**What you should do:** Could you print out every entry, character for character?

**Available data:**
.....

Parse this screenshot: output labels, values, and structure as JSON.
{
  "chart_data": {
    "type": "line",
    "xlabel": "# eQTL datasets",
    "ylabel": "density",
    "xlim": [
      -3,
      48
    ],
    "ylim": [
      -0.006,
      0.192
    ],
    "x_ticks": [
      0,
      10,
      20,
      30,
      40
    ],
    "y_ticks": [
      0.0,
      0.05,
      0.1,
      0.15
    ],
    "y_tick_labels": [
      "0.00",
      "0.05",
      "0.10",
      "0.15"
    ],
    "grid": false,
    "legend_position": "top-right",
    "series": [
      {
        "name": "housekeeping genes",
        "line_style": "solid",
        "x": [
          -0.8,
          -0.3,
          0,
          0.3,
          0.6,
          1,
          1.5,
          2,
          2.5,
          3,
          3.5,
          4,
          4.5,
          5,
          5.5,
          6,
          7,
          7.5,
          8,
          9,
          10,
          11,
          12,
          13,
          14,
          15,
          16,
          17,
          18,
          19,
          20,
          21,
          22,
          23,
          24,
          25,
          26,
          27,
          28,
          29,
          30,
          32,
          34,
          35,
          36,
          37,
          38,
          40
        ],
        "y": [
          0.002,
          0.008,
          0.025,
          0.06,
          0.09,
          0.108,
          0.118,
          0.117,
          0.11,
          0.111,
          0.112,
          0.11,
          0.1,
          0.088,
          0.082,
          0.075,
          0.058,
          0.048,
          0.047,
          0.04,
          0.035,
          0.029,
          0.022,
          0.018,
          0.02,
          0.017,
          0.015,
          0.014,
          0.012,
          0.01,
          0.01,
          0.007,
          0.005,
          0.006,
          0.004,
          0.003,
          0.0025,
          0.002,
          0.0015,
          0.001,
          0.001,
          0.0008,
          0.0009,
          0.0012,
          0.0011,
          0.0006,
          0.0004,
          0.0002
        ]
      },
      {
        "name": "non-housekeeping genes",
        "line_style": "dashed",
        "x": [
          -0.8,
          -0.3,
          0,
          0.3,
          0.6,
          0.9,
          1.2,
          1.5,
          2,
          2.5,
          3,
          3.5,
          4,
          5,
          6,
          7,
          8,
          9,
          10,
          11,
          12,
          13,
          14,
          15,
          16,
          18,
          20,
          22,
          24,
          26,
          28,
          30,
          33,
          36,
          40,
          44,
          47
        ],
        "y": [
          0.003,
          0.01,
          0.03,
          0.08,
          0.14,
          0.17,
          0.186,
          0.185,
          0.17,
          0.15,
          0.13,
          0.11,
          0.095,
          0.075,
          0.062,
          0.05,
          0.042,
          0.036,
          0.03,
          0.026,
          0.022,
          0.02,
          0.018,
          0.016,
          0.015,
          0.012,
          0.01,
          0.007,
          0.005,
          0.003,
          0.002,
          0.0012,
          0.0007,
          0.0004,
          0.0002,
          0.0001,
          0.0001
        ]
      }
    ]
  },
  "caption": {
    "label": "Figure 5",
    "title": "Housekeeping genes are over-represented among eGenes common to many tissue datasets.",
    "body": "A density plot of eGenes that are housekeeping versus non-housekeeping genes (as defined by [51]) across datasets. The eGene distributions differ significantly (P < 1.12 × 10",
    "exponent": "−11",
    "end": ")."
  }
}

.....

**Answer below:**
Parse this screenshot: output labels, values, and structure as JSON.
{
  "chart_data": {
    "type": "line",
    "xlabel": "# eQTL datasets",
    "ylabel": "density",
    "xlim": [
      -3,
      48
    ],
    "ylim": [
      -0.006,
      0.192
    ],
    "x_ticks": [
      0,
      10,
      20,
      30,
      40
    ],
    "y_ticks": [
      0.0,
      0.05,
      0.1,
      0.15
    ],
    "y_tick_labels": [
      "0.00",
      "0.05",
      "0.10",
      "0.15"
    ],
    "grid": false,
    "legend_position": "top-right",
    "series": [
      {
        "name": "housekeeping genes",
        "line_style": "solid",
        "x": [
          -0.8,
          -0.3,
          0,
          0.3,
          0.6,
          1,
          1.5,
          2,
          2.5,
          3,
          3.5,
          4,
          4.5,
          5,
          5.5,
          6,
          7,
          7.5,
          8,
          9,
          10,
          11,
          12,
          13,
          14,
          15,
          16,
          17,
          18,
          19,
          20,
          21,
          22,
          23,
          24,
          25,
          26,
          27,
          28,
          29,
          30,
          32,
          34,
          35,
          36,
          37,
          38,
          40
        ],
        "y": [
          0.002,
          0.008,
          0.025,
          0.06,
          0.09,
          0.108,
          0.118,
          0.117,
          0.11,
          0.111,
          0.112,
          0.11,
          0.1,
          0.088,
          0.082,
          0.075,
          0.058,
          0.048,
          0.047,
          0.04,
          0.035,
          0.029,
          0.022,
          0.018,
          0.02,
          0.017,
          0.015,
          0.014,
          0.012,
          0.01,
          0.01,
          0.007,
          0.005,
          0.006,
          0.004,
          0.003,
          0.0025,
          0.002,
          0.0015,
          0.001,
          0.001,
          0.0008,
          0.0009,
          0.0012,
          0.0011,
          0.0006,
          0.0004,
          0.0002
        ]
      },
      {
        "name": "non-housekeeping genes",
        "line_style": "dashed",
        "x": [
          -0.8,
          -0.3,
          0,
          0.3,
          0.6,
          0.9,
          1.2,
          1.5,
          2,
          2.5,
          3,
          3.5,
          4,
          5,
          6,
          7,
          8,
          9,
          10,
          11,
          12,
          13,
          14,
          15,
          16,
          18,
          20,
          22,
          24,
          26,
          28,
          30,
          33,
          36,
          40,
          44,
          47
        ],
        "y": [
          0.003,
          0.01,
          0.03,
          0.08,
          0.14,
          0.17,
          0.186,
          0.185,
          0.17,
          0.15,
          0.13,
          0.11,
          0.095,
          0.075,
          0.062,
          0.05,
          0.042,
          0.036,
          0.03,
          0.026,
          0.022,
          0.02,
          0.018,
          0.016,
          0.015,
          0.012,
          0.01,
          0.007,
          0.005,
          0.003,
          0.002,
          0.0012,
          0.0007,
          0.0004,
          0.0002,
          0.0001,
          0.0001
        ]
      }
    ]
  },
  "caption": {
    "label": "Figure 5",
    "title": "Housekeeping genes are over-represented among eGenes common to many tissue datasets.",
    "body": "A density plot of eGenes that are housekeeping versus non-housekeeping genes (as defined by [51]) across datasets. The eGene distributions differ significantly (P < 1.12 × 10",
    "exponent": "−11",
    "end": ")."
  }
}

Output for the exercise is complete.